## THE EXERCISE
Repeat the listing word for word. No pictures belong in the copy.

## EXTRACTED DATA
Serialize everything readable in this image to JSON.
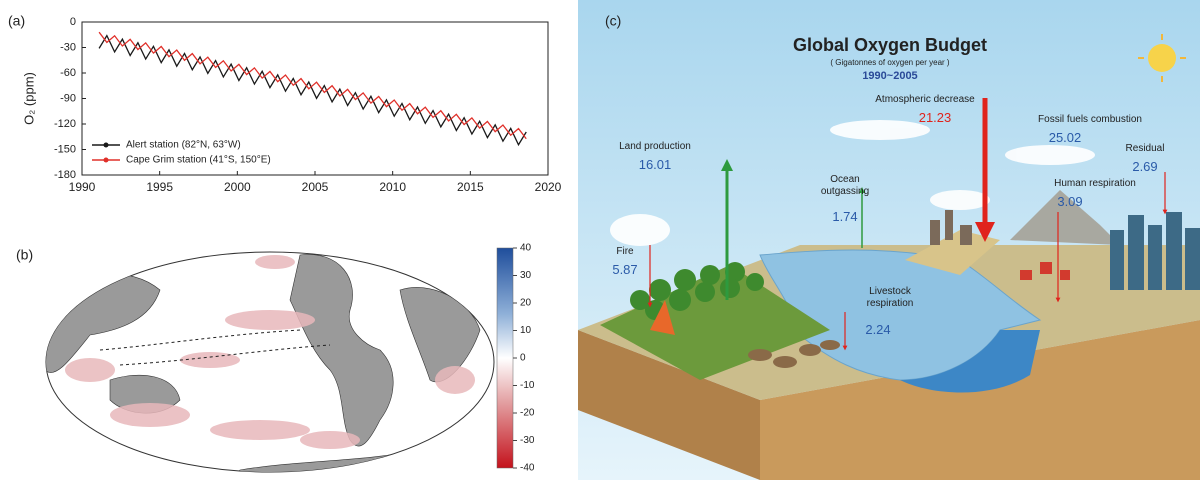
{
  "chart_data": [
    {
      "type": "line",
      "panel_label": "(a)",
      "ylabel": "O₂ (ppm)",
      "x": [
        1991.1,
        1991.6,
        1992.1,
        1992.6,
        1993.1,
        1993.6,
        1994.1,
        1994.6,
        1995.1,
        1995.6,
        1996.1,
        1996.6,
        1997.1,
        1997.6,
        1998.1,
        1998.6,
        1999.1,
        1999.6,
        2000.1,
        2000.6,
        2001.1,
        2001.6,
        2002.1,
        2002.6,
        2003.1,
        2003.6,
        2004.1,
        2004.6,
        2005.1,
        2005.6,
        2006.1,
        2006.6,
        2007.1,
        2007.6,
        2008.1,
        2008.6,
        2009.1,
        2009.6,
        2010.1,
        2010.6,
        2011.1,
        2011.6,
        2012.1,
        2012.6,
        2013.1,
        2013.6,
        2014.1,
        2014.6,
        2015.1,
        2015.6,
        2016.1,
        2016.6,
        2017.1,
        2017.6,
        2018.1,
        2018.6
      ],
      "series": [
        {
          "name": "Alert station (82°N, 63°W)",
          "color": "#1a1a1a",
          "values": [
            -31,
            -16,
            -35.2,
            -20.2,
            -39.4,
            -24.4,
            -43.6,
            -28.6,
            -47.8,
            -32.8,
            -52,
            -37,
            -56.2,
            -41.2,
            -60.4,
            -45.4,
            -64.6,
            -49.6,
            -68.8,
            -53.8,
            -73,
            -58,
            -77.2,
            -62.2,
            -81.4,
            -66.4,
            -85.6,
            -70.6,
            -89.8,
            -74.8,
            -94,
            -79,
            -98.2,
            -83.2,
            -102.4,
            -87.4,
            -106.6,
            -91.6,
            -110.8,
            -95.8,
            -115,
            -100,
            -119.2,
            -104.2,
            -123.4,
            -108.4,
            -127.6,
            -112.6,
            -131.8,
            -116.8,
            -136,
            -121,
            -140.2,
            -125.2,
            -144.4,
            -129.4
          ]
        },
        {
          "name": "Cape Grim station (41°S, 150°E)",
          "color": "#e0302a",
          "values": [
            -12,
            -24,
            -16.2,
            -28.2,
            -20.4,
            -32.4,
            -24.6,
            -36.6,
            -28.8,
            -40.8,
            -33,
            -45,
            -37.2,
            -49.2,
            -41.4,
            -53.4,
            -45.6,
            -57.6,
            -49.8,
            -61.8,
            -54,
            -66,
            -58.2,
            -70.2,
            -62.4,
            -74.4,
            -66.6,
            -78.6,
            -70.8,
            -82.8,
            -75,
            -87,
            -79.2,
            -91.2,
            -83.4,
            -95.4,
            -87.6,
            -99.6,
            -91.8,
            -103.8,
            -96,
            -108,
            -100.2,
            -112.2,
            -104.4,
            -116.4,
            -108.6,
            -120.6,
            -112.8,
            -124.8,
            -117,
            -129,
            -121.2,
            -133.2,
            -125.4,
            -137.4
          ]
        }
      ],
      "xlim": [
        1990,
        2020
      ],
      "xticks": [
        1990,
        1995,
        2000,
        2005,
        2010,
        2015,
        2020
      ],
      "ylim": [
        -180,
        0
      ],
      "yticks": [
        0,
        -30,
        -60,
        -90,
        -120,
        -150,
        -180
      ],
      "legend": "lower left"
    }
  ],
  "map": {
    "panel_label": "(b)",
    "colorbar": {
      "lim": [
        -40,
        40
      ],
      "ticks": [
        40,
        30,
        20,
        10,
        0,
        -10,
        -20,
        -30,
        -40
      ]
    }
  },
  "diagram": {
    "panel_label": "(c)",
    "title": "Global Oxygen Budget",
    "unit": "( Gigatonnes of oxygen per year )",
    "period": "1990~2005",
    "flows": [
      {
        "label": "Atmospheric decrease",
        "value": 21.23
      },
      {
        "label": "Fossil fuels combustion",
        "value": 25.02
      },
      {
        "label": "Land production",
        "value": 16.01
      },
      {
        "label": "Residual",
        "value": 2.69
      },
      {
        "label": "Ocean outgassing",
        "value": 1.74
      },
      {
        "label": "Human respiration",
        "value": 3.09
      },
      {
        "label": "Fire",
        "value": 5.87
      },
      {
        "label": "Livestock respiration",
        "value": 2.24
      }
    ]
  }
}
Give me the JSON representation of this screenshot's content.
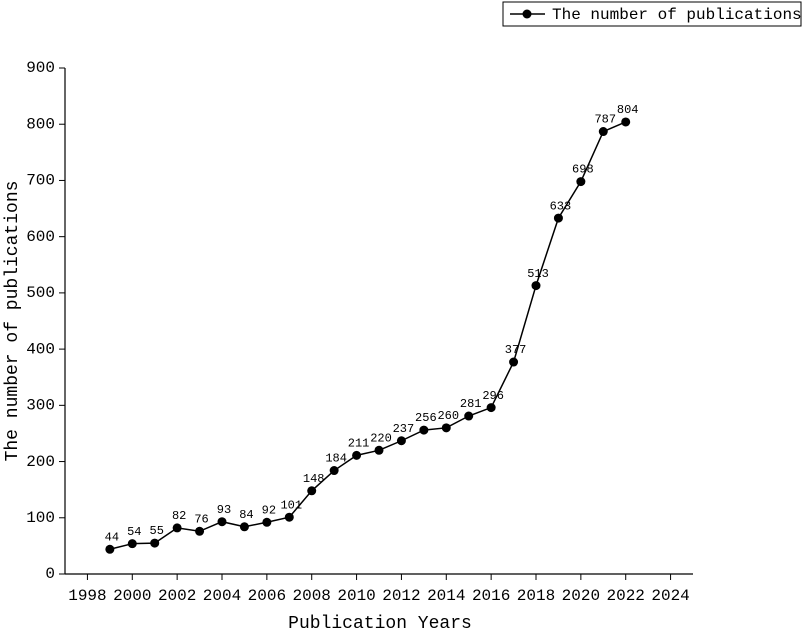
{
  "chart_data": {
    "type": "line",
    "x_label": "Publication Years",
    "y_label": "The number of publications",
    "x": [
      1999,
      2000,
      2001,
      2002,
      2003,
      2004,
      2005,
      2006,
      2007,
      2008,
      2009,
      2010,
      2011,
      2012,
      2013,
      2014,
      2015,
      2016,
      2017,
      2018,
      2019,
      2020,
      2021,
      2022
    ],
    "series": [
      {
        "name": "The number of publications",
        "color": "#000000",
        "values": [
          44,
          54,
          55,
          82,
          76,
          93,
          84,
          92,
          101,
          148,
          184,
          211,
          220,
          237,
          256,
          260,
          281,
          296,
          377,
          513,
          633,
          698,
          787,
          804
        ]
      }
    ],
    "xlim": [
      1997,
      2025
    ],
    "xticks": [
      1998,
      2000,
      2002,
      2004,
      2006,
      2008,
      2010,
      2012,
      2014,
      2016,
      2018,
      2020,
      2022,
      2024
    ],
    "ylim": [
      0,
      900
    ],
    "yticks": [
      0,
      100,
      200,
      300,
      400,
      500,
      600,
      700,
      800,
      900
    ],
    "legend": "top-right",
    "grid": false
  }
}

## COMPLETE OUTPUT
Serialize everything readable in this image to JSON.
{
  "chart_data": [
    {
      "type": "line",
      "panel_label": "(a)",
      "ylabel": "O₂ (ppm)",
      "x": [
        1991.1,
        1991.6,
        1992.1,
        1992.6,
        1993.1,
        1993.6,
        1994.1,
        1994.6,
        1995.1,
        1995.6,
        1996.1,
        1996.6,
        1997.1,
        1997.6,
        1998.1,
        1998.6,
        1999.1,
        1999.6,
        2000.1,
        2000.6,
        2001.1,
        2001.6,
        2002.1,
        2002.6,
        2003.1,
        2003.6,
        2004.1,
        2004.6,
        2005.1,
        2005.6,
        2006.1,
        2006.6,
        2007.1,
        2007.6,
        2008.1,
        2008.6,
        2009.1,
        2009.6,
        2010.1,
        2010.6,
        2011.1,
        2011.6,
        2012.1,
        2012.6,
        2013.1,
        2013.6,
        2014.1,
        2014.6,
        2015.1,
        2015.6,
        2016.1,
        2016.6,
        2017.1,
        2017.6,
        2018.1,
        2018.6
      ],
      "series": [
        {
          "name": "Alert station (82°N, 63°W)",
          "color": "#1a1a1a",
          "values": [
            -31,
            -16,
            -35.2,
            -20.2,
            -39.4,
            -24.4,
            -43.6,
            -28.6,
            -47.8,
            -32.8,
            -52,
            -37,
            -56.2,
            -41.2,
            -60.4,
            -45.4,
            -64.6,
            -49.6,
            -68.8,
            -53.8,
            -73,
            -58,
            -77.2,
            -62.2,
            -81.4,
            -66.4,
            -85.6,
            -70.6,
            -89.8,
            -74.8,
            -94,
            -79,
            -98.2,
            -83.2,
            -102.4,
            -87.4,
            -106.6,
            -91.6,
            -110.8,
            -95.8,
            -115,
            -100,
            -119.2,
            -104.2,
            -123.4,
            -108.4,
            -127.6,
            -112.6,
            -131.8,
            -116.8,
            -136,
            -121,
            -140.2,
            -125.2,
            -144.4,
            -129.4
          ]
        },
        {
          "name": "Cape Grim station (41°S, 150°E)",
          "color": "#e0302a",
          "values": [
            -12,
            -24,
            -16.2,
            -28.2,
            -20.4,
            -32.4,
            -24.6,
            -36.6,
            -28.8,
            -40.8,
            -33,
            -45,
            -37.2,
            -49.2,
            -41.4,
            -53.4,
            -45.6,
            -57.6,
            -49.8,
            -61.8,
            -54,
            -66,
            -58.2,
            -70.2,
            -62.4,
            -74.4,
            -66.6,
            -78.6,
            -70.8,
            -82.8,
            -75,
            -87,
            -79.2,
            -91.2,
            -83.4,
            -95.4,
            -87.6,
            -99.6,
            -91.8,
            -103.8,
            -96,
            -108,
            -100.2,
            -112.2,
            -104.4,
            -116.4,
            -108.6,
            -120.6,
            -112.8,
            -124.8,
            -117,
            -129,
            -121.2,
            -133.2,
            -125.4,
            -137.4
          ]
        }
      ],
      "xlim": [
        1990,
        2020
      ],
      "xticks": [
        1990,
        1995,
        2000,
        2005,
        2010,
        2015,
        2020
      ],
      "ylim": [
        -180,
        0
      ],
      "yticks": [
        0,
        -30,
        -60,
        -90,
        -120,
        -150,
        -180
      ],
      "legend": "lower left"
    }
  ],
  "map": {
    "panel_label": "(b)",
    "colorbar": {
      "lim": [
        -40,
        40
      ],
      "ticks": [
        40,
        30,
        20,
        10,
        0,
        -10,
        -20,
        -30,
        -40
      ]
    }
  },
  "diagram": {
    "panel_label": "(c)",
    "title": "Global Oxygen Budget",
    "unit": "( Gigatonnes of oxygen per year )",
    "period": "1990~2005",
    "flows": [
      {
        "label": "Atmospheric decrease",
        "value": 21.23
      },
      {
        "label": "Fossil fuels combustion",
        "value": 25.02
      },
      {
        "label": "Land production",
        "value": 16.01
      },
      {
        "label": "Residual",
        "value": 2.69
      },
      {
        "label": "Ocean outgassing",
        "value": 1.74
      },
      {
        "label": "Human respiration",
        "value": 3.09
      },
      {
        "label": "Fire",
        "value": 5.87
      },
      {
        "label": "Livestock respiration",
        "value": 2.24
      }
    ]
  }
}
Give me the JSON representation of this screenshot's content.
{
  "chart_data": {
    "type": "line",
    "x_label": "Publication Years",
    "y_label": "The number of publications",
    "x": [
      1999,
      2000,
      2001,
      2002,
      2003,
      2004,
      2005,
      2006,
      2007,
      2008,
      2009,
      2010,
      2011,
      2012,
      2013,
      2014,
      2015,
      2016,
      2017,
      2018,
      2019,
      2020,
      2021,
      2022
    ],
    "series": [
      {
        "name": "The number of publications",
        "color": "#000000",
        "values": [
          44,
          54,
          55,
          82,
          76,
          93,
          84,
          92,
          101,
          148,
          184,
          211,
          220,
          237,
          256,
          260,
          281,
          296,
          377,
          513,
          633,
          698,
          787,
          804
        ]
      }
    ],
    "xlim": [
      1997,
      2025
    ],
    "xticks": [
      1998,
      2000,
      2002,
      2004,
      2006,
      2008,
      2010,
      2012,
      2014,
      2016,
      2018,
      2020,
      2022,
      2024
    ],
    "ylim": [
      0,
      900
    ],
    "yticks": [
      0,
      100,
      200,
      300,
      400,
      500,
      600,
      700,
      800,
      900
    ],
    "legend": "top-right",
    "grid": false
  }
}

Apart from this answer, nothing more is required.